Quoted text:

● ● ● ●

As the phone alarm buzzed us awake at 9:30am, I could tell even from across the room that Roo was feeling about as enthusiastic as I was. I tried to sit up and winced – every bit of me hurt like hell.
“Are we…?” I began.
Roo just looked at me. I had the horrible feeling she was about to cry.
It was at this moment that a strategy emerged, fully formed, in my mind. Shit I love it when that happens.
“We could get the bus back to where the car is?” I suggested. “Then we could drive back here and hike the next stage without bags. Bus back here after we finish walking and stay here again tonight. Hell, we could do the whole rest of the walk like that!”
And we did.
It was the fastest we’d moved in weeks – the sudden glimmer of life without a crushing weight on our shoulders galvanized us into action. I checked the time-table – we had just less than 10 minutes to pack our shit (currently scattered across the whole dorm) and get our asses down the road to the bus stop. Moving like extras in a bad zombie movie we lurched around the room, gathering up still-moist towels and spilled packets of super noodles. In an instant we were out of the door, bleary-eyed, unkempt and somewhat fragrant. Showers weren’t close to being an option.
By the time we made it to the bus stop, we figured out we wouldn’t be hiking much further that day. Neither of us could walk properly, having pulled pretty much every muscle in both legs. Our backs were stiff, our necks ached, and Roo had a blister which was actually bigger than the toe it was attached to! It was time to admit it – this walk had kicked our sorry behinds from Day One. Perhaps we weren’t as fit as we used to be?

● ● ● ●

Set of tasks:
A) In the hiking story, at what time did the phone alarm wake the two walkers?
B) Continue the hiking story from the point where the text stops.
The entries have no role in this work.

● ● ● ●

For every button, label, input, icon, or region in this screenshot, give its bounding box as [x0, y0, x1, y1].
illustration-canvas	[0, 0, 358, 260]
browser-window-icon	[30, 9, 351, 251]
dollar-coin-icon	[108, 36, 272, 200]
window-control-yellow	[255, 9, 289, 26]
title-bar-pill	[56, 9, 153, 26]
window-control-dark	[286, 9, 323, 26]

● ● ● ●

Results in order:
A) 9:30am

B)
It wasn’t until, mid way through our first morning of hiking sans rucksacks, that we realized we hadn’t passed a single other person with a big bag. Of course! Out of all the people who had dared to hike Hadrian’s Wall, from the frailest old granny to the keenest Army Cadet, we were the only ones stupid enough to try to do it with 15 kilos on our backs.
Everyone else had paid a courier.
2011: A COCK ODYSSEY
There was one thing Roo vitally wanted to see on this particular stretch of wall. Scouring the guide book for bits on interest she had come across something she just had to photograph: somewhere on the mile of wall we had missed yesterday, an ancient Roman comedian had carved a big fat penis.
And so, bag-free, we leapt athletically up and down this stretch of wall, frantically searching for this pre-historic phallus. It wasn’t easy to find. “There’s no cock,” I told Roo.
“There IS,” she declared. “I HAVE TO see that cock!”
“You can see mine tonight,” I offered.
“No. It’s not ancient enough.”
Such is married life. You’ve got to take the compliments where you can get ‘em.
A group of boy scouts approached, optimistically carrying sleeping mats. “Any of you guys seen a big cock?” I asked the lads.
“My missis is desperate to get her hands on that cock,” I tried.
“I think it’s about yay-big…” I held my hands a foot apart.
They must have been foreign.
By this point Roo was running up and down, screeching “Where’s the cock? I WANT the cock!” More than a few passing hikers had stopped to stare at us. But just as we decided to quit (or in fact as I attempted to drag Roo away, with her still shouting “I just want to touch the cock!” – we FOUND IT!
It was spectacular. Not. But then, it had been carved close to two thousand years ago, and it was an amazingly accurate reproduction. I was forced to picture some unlucky legionnaire, ordered by his Centurion to flop it out in the chilly Cumbrian wind and hold it there while the sculptor chiseled a perfect likeness in limestone. On the upside, he must have one of the most famous willies in all of recorded history. And the most handled – both Roo and me had to have a sly stroke – because after all, it is a piece of history. With a great big pair of balls, for realism, almost worn away by the passage of time. And hands.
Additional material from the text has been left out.